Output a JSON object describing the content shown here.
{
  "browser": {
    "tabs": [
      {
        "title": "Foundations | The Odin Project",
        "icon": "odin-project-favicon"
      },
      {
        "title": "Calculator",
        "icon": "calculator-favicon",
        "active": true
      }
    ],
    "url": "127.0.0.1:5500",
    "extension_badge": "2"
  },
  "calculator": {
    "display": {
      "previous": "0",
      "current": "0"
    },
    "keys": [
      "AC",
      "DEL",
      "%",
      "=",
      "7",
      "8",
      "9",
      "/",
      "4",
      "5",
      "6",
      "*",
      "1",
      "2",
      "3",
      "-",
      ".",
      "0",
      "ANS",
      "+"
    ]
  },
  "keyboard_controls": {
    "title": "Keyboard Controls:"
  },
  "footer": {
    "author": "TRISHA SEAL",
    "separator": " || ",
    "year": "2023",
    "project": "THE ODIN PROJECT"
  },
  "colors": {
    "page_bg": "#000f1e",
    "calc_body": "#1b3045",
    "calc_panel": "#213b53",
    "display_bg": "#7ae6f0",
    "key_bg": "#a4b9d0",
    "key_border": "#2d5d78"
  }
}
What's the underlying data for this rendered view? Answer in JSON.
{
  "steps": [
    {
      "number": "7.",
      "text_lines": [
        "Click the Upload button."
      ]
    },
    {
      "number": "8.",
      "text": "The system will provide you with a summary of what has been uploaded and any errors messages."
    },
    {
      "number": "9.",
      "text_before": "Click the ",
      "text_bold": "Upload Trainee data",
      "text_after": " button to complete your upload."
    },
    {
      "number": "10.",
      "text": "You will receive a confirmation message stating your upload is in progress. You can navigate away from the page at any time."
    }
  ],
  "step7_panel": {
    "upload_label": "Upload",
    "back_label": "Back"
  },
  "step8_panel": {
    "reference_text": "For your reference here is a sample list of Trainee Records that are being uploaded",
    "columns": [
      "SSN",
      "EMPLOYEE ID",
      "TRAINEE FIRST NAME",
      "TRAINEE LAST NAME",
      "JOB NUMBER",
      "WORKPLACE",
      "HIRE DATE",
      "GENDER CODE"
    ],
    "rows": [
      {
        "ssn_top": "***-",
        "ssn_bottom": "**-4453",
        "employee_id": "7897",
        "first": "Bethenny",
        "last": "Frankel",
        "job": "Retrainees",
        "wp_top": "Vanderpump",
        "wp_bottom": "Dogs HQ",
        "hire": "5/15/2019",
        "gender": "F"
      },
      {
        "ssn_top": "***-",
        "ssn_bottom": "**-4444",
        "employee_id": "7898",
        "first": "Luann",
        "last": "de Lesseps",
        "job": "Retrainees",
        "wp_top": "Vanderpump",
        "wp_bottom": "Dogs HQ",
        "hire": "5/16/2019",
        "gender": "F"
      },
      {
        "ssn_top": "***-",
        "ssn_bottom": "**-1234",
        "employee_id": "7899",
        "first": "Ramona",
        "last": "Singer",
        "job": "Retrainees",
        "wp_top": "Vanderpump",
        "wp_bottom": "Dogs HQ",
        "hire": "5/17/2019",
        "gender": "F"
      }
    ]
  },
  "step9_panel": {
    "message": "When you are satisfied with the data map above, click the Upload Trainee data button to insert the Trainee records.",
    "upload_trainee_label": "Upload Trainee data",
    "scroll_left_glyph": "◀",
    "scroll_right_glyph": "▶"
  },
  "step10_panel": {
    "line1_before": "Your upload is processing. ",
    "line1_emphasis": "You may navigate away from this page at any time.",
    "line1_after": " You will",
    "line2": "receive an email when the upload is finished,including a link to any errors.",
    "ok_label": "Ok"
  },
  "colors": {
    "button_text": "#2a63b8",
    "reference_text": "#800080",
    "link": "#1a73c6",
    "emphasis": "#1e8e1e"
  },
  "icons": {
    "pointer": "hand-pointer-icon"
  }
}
========================================================================
Your objective ▸
Reproduce the entries above in full by retyping them exactly.

Response to the task ▸
Output a JSON object describing the content shown here.
{
  "browser": {
    "tabs": [
      {
        "title": "Foundations | The Odin Project",
        "icon": "odin-project-favicon"
      },
      {
        "title": "Calculator",
        "icon": "calculator-favicon",
        "active": true
      }
    ],
    "url": "127.0.0.1:5500",
    "extension_badge": "2"
  },
  "calculator": {
    "display": {
      "previous": "0",
      "current": "0"
    },
    "keys": [
      "AC",
      "DEL",
      "%",
      "=",
      "7",
      "8",
      "9",
      "/",
      "4",
      "5",
      "6",
      "*",
      "1",
      "2",
      "3",
      "-",
      ".",
      "0",
      "ANS",
      "+"
    ]
  },
  "keyboard_controls": {
    "title": "Keyboard Controls:"
  },
  "footer": {
    "author": "TRISHA SEAL",
    "separator": " || ",
    "year": "2023",
    "project": "THE ODIN PROJECT"
  },
  "colors": {
    "page_bg": "#000f1e",
    "calc_body": "#1b3045",
    "calc_panel": "#213b53",
    "display_bg": "#7ae6f0",
    "key_bg": "#a4b9d0",
    "key_border": "#2d5d78"
  }
}
What's the underlying data for this rendered view? Answer in JSON.
{
  "steps": [
    {
      "number": "7.",
      "text_lines": [
        "Click the Upload button."
      ]
    },
    {
      "number": "8.",
      "text": "The system will provide you with a summary of what has been uploaded and any errors messages."
    },
    {
      "number": "9.",
      "text_before": "Click the ",
      "text_bold": "Upload Trainee data",
      "text_after": " button to complete your upload."
    },
    {
      "number": "10.",
      "text": "You will receive a confirmation message stating your upload is in progress. You can navigate away from the page at any time."
    }
  ],
  "step7_panel": {
    "upload_label": "Upload",
    "back_label": "Back"
  },
  "step8_panel": {
    "reference_text": "For your reference here is a sample list of Trainee Records that are being uploaded",
    "columns": [
      "SSN",
      "EMPLOYEE ID",
      "TRAINEE FIRST NAME",
      "TRAINEE LAST NAME",
      "JOB NUMBER",
      "WORKPLACE",
      "HIRE DATE",
      "GENDER CODE"
    ],
    "rows": [
      {
        "ssn_top": "***-",
        "ssn_bottom": "**-4453",
        "employee_id": "7897",
        "first": "Bethenny",
        "last": "Frankel",
        "job": "Retrainees",
        "wp_top": "Vanderpump",
        "wp_bottom": "Dogs HQ",
        "hire": "5/15/2019",
        "gender": "F"
      },
      {
        "ssn_top": "***-",
        "ssn_bottom": "**-4444",
        "employee_id": "7898",
        "first": "Luann",
        "last": "de Lesseps",
        "job": "Retrainees",
        "wp_top": "Vanderpump",
        "wp_bottom": "Dogs HQ",
        "hire": "5/16/2019",
        "gender": "F"
      },
      {
        "ssn_top": "***-",
        "ssn_bottom": "**-1234",
        "employee_id": "7899",
        "first": "Ramona",
        "last": "Singer",
        "job": "Retrainees",
        "wp_top": "Vanderpump",
        "wp_bottom": "Dogs HQ",
        "hire": "5/17/2019",
        "gender": "F"
      }
    ]
  },
  "step9_panel": {
    "message": "When you are satisfied with the data map above, click the Upload Trainee data button to insert the Trainee records.",
    "upload_trainee_label": "Upload Trainee data",
    "scroll_left_glyph": "◀",
    "scroll_right_glyph": "▶"
  },
  "step10_panel": {
    "line1_before": "Your upload is processing. ",
    "line1_emphasis": "You may navigate away from this page at any time.",
    "line1_after": " You will",
    "line2": "receive an email when the upload is finished,including a link to any errors.",
    "ok_label": "Ok"
  },
  "colors": {
    "button_text": "#2a63b8",
    "reference_text": "#800080",
    "link": "#1a73c6",
    "emphasis": "#1e8e1e"
  },
  "icons": {
    "pointer": "hand-pointer-icon"
  }
}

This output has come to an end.